Dataset items
============

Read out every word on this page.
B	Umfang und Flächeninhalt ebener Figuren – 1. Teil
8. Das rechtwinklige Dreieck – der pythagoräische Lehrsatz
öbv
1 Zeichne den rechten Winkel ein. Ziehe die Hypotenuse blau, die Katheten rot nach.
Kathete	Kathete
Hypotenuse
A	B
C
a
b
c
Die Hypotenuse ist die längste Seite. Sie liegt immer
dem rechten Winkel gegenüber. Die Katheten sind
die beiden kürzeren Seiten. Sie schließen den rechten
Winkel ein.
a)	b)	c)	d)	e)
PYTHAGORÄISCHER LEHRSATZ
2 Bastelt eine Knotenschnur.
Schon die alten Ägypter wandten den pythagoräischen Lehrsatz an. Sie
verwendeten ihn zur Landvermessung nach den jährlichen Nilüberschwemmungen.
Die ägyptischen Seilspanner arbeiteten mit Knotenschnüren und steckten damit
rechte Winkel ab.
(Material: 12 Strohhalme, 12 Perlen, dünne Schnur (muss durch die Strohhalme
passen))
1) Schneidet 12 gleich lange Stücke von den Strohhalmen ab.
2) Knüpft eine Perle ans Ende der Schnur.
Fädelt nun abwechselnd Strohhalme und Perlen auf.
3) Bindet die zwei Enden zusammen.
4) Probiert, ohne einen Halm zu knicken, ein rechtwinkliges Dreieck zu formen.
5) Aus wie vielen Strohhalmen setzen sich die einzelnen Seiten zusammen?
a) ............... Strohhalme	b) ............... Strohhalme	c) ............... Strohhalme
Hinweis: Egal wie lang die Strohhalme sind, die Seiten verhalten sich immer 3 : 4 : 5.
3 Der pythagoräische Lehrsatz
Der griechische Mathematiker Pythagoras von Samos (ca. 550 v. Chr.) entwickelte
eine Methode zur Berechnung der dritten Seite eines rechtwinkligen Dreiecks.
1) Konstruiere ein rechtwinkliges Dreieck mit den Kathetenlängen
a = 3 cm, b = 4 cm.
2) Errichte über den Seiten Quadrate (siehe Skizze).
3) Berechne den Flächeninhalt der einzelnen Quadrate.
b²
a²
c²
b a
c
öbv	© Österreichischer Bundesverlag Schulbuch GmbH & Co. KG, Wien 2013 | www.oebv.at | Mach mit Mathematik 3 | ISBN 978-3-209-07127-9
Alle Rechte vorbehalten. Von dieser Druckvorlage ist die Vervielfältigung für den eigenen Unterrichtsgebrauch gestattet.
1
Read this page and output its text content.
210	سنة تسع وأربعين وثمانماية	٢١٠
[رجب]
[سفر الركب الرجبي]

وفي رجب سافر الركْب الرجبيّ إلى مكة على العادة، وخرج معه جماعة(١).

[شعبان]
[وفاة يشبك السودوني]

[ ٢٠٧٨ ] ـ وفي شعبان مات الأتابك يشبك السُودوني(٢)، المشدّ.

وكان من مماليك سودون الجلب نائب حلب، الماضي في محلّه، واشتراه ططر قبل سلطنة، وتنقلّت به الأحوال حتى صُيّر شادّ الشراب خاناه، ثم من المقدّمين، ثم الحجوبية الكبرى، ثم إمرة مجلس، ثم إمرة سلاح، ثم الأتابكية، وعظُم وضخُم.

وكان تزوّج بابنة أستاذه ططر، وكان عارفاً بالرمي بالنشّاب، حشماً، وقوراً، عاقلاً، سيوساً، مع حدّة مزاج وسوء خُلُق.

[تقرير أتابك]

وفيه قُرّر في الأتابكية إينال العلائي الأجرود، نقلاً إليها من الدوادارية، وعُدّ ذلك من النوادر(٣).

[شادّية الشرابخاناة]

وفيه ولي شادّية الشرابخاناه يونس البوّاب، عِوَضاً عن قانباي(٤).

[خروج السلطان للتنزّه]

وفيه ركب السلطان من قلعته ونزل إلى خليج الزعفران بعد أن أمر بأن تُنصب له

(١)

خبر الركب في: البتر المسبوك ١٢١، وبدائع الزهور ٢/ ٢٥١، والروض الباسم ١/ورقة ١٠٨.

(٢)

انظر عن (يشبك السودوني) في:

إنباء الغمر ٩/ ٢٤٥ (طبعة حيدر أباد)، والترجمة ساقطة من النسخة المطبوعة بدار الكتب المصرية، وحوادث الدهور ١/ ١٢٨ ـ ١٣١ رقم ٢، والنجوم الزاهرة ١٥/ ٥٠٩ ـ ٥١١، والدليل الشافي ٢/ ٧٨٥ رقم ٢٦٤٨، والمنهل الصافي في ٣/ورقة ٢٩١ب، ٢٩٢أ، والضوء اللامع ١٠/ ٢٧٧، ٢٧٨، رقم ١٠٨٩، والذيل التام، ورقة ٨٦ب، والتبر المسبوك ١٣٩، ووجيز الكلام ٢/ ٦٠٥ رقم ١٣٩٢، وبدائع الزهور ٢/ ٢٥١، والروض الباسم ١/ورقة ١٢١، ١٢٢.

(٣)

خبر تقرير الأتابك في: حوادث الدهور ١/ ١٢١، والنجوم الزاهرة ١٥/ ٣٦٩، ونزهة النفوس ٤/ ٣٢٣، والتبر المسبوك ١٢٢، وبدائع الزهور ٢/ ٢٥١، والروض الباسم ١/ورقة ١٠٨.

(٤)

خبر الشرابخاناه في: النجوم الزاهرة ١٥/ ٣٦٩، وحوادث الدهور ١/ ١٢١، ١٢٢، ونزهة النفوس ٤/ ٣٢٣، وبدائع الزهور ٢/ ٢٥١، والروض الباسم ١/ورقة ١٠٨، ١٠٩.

============

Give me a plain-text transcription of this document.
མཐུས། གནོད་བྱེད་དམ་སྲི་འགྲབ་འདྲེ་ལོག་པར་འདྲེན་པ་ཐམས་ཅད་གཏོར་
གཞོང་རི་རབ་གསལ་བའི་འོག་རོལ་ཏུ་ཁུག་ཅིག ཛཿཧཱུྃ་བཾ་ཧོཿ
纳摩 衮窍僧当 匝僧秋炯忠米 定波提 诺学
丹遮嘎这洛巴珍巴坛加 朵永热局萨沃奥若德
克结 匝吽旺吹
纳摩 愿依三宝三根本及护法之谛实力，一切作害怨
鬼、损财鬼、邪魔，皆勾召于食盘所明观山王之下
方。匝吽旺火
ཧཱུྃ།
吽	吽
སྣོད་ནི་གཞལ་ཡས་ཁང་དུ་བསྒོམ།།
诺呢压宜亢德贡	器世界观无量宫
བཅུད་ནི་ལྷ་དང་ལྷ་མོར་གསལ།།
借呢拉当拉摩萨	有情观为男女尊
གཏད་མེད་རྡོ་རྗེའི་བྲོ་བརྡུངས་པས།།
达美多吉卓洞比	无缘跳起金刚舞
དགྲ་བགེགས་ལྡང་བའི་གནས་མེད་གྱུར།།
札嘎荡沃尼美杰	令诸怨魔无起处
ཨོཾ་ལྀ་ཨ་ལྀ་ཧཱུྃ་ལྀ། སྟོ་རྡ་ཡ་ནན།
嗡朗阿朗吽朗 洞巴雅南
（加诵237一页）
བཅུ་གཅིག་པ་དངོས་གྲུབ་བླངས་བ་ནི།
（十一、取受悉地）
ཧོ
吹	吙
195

============

• TASK DESCRIPTION: Scan the listing above. Gather each line that contains the word "immer".

• CORRECT RESPONSE:
Die Hypotenuse ist die längste Seite. Sie liegt immer
Hinweis: Egal wie lang die Strohhalme sind, die Seiten verhalten sich immer 3 : 4 : 5.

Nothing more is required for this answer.